--- Begin Available data ---

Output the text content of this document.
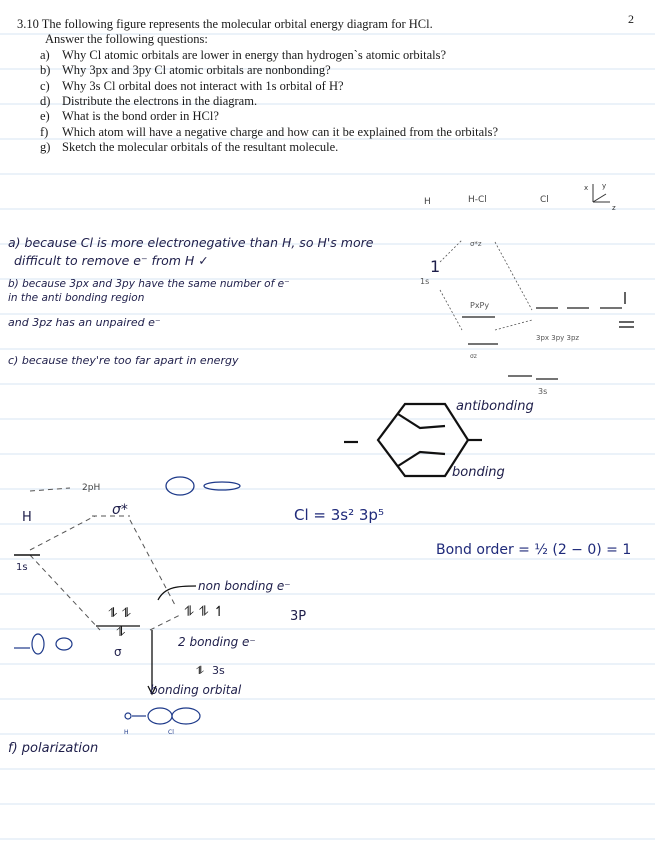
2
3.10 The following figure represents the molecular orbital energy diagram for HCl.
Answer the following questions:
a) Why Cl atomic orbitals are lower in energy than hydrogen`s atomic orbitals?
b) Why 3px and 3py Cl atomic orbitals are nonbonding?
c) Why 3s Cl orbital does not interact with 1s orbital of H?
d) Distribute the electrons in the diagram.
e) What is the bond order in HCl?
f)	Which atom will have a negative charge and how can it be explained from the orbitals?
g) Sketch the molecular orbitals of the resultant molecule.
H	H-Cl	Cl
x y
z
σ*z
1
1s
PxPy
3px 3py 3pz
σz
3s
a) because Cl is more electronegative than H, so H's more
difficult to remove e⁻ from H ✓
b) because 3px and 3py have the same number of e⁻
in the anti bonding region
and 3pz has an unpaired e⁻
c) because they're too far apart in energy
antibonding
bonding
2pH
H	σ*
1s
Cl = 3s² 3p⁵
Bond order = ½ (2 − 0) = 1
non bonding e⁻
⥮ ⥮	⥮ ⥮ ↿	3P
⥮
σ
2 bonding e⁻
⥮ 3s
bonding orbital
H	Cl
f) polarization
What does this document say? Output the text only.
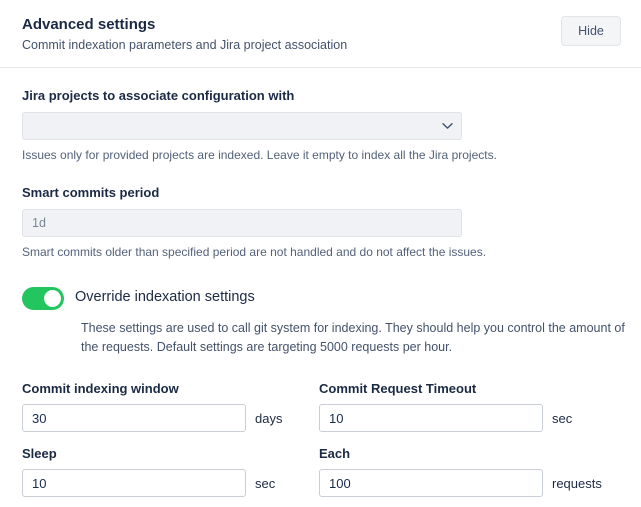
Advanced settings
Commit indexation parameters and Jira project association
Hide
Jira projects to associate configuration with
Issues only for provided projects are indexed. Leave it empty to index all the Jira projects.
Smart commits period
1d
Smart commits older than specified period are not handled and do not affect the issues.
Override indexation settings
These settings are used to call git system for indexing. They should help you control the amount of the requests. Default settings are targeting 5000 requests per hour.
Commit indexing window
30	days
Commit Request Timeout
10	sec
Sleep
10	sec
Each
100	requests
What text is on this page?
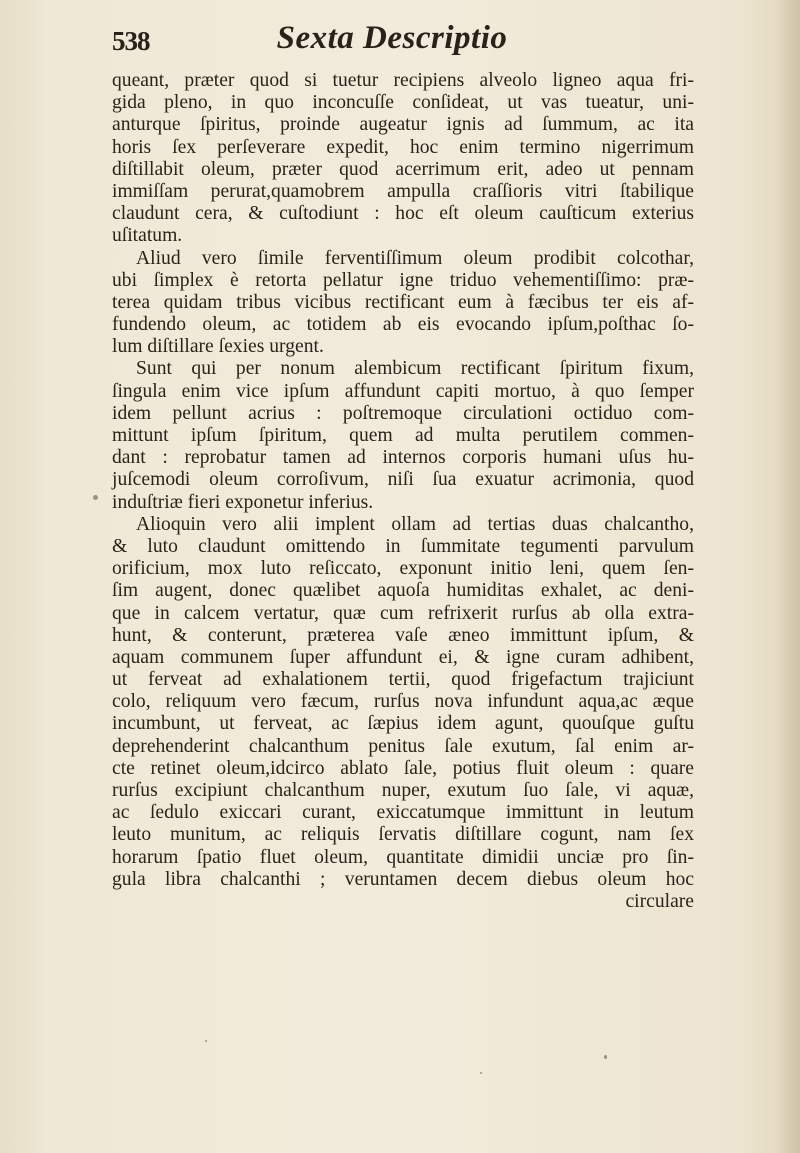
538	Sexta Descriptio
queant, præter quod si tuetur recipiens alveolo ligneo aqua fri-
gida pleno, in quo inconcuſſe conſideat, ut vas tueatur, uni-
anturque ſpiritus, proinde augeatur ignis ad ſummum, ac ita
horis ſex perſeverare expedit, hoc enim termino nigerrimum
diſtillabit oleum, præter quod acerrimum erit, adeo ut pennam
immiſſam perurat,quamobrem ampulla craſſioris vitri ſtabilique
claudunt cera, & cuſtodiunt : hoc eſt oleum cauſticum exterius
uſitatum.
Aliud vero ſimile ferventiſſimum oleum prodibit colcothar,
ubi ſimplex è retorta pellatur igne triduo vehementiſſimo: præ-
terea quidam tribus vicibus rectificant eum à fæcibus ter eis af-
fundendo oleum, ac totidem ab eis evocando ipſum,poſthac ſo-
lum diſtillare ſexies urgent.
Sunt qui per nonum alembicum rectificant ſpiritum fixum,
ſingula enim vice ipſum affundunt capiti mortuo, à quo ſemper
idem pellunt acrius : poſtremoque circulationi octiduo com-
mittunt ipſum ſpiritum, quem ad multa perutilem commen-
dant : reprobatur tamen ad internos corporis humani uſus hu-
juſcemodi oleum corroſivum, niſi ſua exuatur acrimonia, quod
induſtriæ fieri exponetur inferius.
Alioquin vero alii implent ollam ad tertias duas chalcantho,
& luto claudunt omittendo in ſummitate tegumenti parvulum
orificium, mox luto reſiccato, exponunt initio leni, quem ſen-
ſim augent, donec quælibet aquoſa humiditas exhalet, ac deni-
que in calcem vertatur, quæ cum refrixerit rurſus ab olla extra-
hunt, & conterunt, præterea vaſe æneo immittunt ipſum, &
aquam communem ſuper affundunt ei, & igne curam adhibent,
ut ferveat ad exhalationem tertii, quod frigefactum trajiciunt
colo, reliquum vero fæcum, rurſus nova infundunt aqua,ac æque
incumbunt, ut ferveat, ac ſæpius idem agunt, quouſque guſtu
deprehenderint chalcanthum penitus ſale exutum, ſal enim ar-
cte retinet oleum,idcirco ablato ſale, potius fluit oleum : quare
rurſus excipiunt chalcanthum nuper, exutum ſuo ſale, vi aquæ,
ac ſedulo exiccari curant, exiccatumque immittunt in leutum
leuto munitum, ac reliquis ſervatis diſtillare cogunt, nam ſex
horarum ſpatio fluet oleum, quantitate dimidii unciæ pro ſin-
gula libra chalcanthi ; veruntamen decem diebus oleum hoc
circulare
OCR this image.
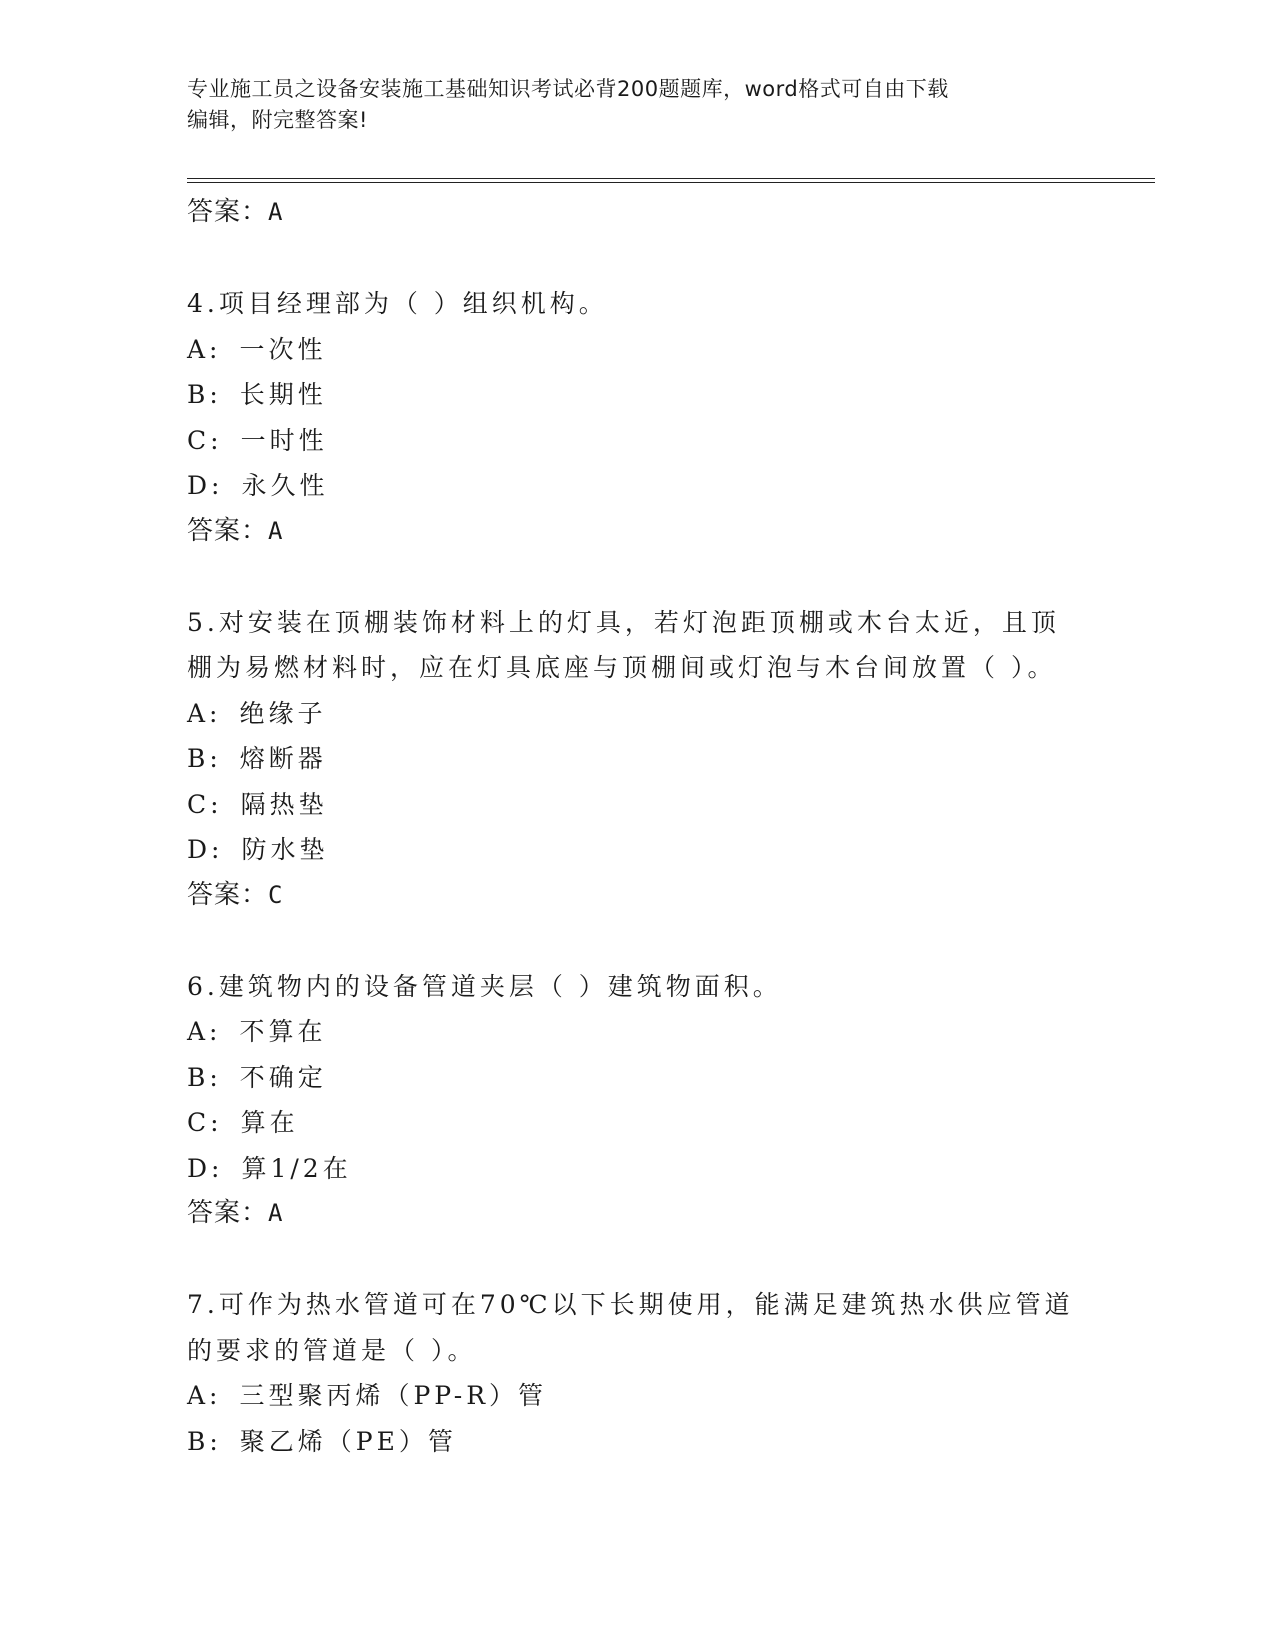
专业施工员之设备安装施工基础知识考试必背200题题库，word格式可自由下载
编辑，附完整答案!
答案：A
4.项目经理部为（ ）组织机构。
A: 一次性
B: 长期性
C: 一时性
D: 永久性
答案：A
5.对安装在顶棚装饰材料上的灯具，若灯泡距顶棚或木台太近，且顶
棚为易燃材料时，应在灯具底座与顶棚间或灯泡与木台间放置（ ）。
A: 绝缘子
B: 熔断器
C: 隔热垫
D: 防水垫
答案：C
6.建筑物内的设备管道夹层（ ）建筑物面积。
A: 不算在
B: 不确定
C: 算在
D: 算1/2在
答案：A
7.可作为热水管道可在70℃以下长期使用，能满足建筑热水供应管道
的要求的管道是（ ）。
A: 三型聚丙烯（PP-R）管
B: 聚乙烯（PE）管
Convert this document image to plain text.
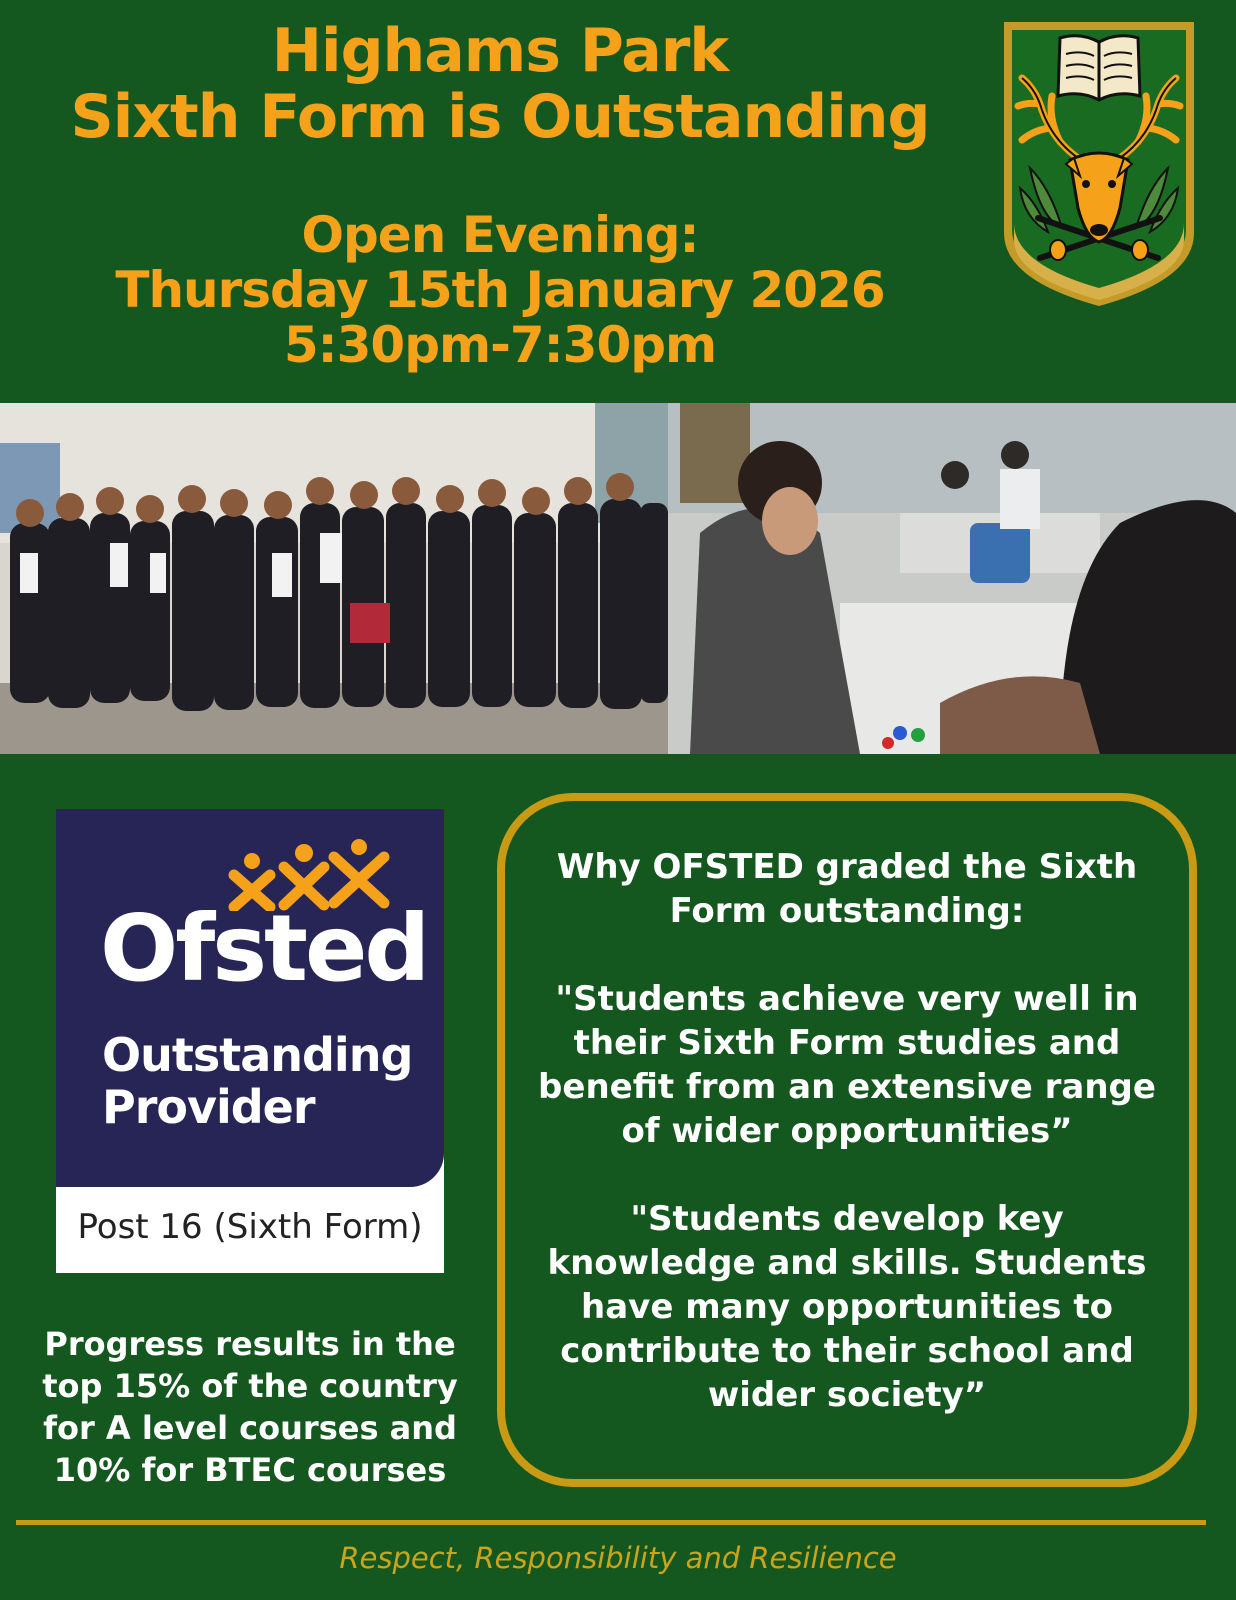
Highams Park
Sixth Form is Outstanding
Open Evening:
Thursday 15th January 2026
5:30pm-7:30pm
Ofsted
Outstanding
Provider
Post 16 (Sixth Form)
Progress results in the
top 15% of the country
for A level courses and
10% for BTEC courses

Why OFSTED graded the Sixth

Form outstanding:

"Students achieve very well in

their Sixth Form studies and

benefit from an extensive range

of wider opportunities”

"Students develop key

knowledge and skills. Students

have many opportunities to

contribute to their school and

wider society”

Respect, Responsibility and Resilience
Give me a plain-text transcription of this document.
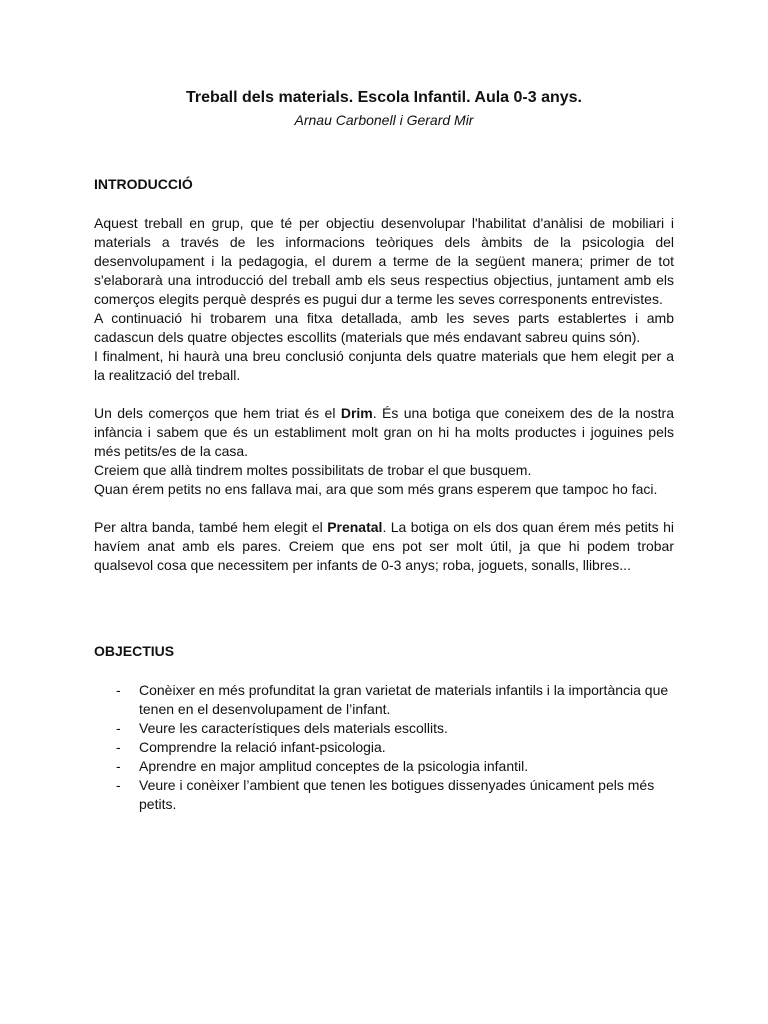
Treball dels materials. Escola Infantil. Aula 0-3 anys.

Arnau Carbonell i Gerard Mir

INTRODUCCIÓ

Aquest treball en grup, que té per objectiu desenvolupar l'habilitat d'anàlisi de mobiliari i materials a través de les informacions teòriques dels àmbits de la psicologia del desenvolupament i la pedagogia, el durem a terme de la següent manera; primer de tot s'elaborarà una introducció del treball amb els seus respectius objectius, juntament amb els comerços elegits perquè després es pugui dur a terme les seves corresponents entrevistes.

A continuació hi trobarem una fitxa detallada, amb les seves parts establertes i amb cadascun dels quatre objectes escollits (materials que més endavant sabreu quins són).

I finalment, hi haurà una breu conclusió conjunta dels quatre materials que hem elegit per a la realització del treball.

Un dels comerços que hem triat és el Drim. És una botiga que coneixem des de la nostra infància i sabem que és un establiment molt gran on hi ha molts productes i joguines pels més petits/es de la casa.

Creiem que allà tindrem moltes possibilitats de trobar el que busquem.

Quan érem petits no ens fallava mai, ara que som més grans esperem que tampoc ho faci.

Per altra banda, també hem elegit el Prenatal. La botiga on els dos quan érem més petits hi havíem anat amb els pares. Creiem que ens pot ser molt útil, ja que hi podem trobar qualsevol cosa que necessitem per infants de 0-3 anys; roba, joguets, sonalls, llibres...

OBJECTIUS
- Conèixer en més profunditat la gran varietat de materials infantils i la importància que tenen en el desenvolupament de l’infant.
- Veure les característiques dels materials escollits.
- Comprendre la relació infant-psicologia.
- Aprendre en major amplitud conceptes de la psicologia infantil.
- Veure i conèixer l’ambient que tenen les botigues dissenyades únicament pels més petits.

--- End Available data ---

▸ **To do**
Where a line of the entries contains the word "opportunities", copy that line.

▸ **Final result**
of wider opportunities”
have many opportunities to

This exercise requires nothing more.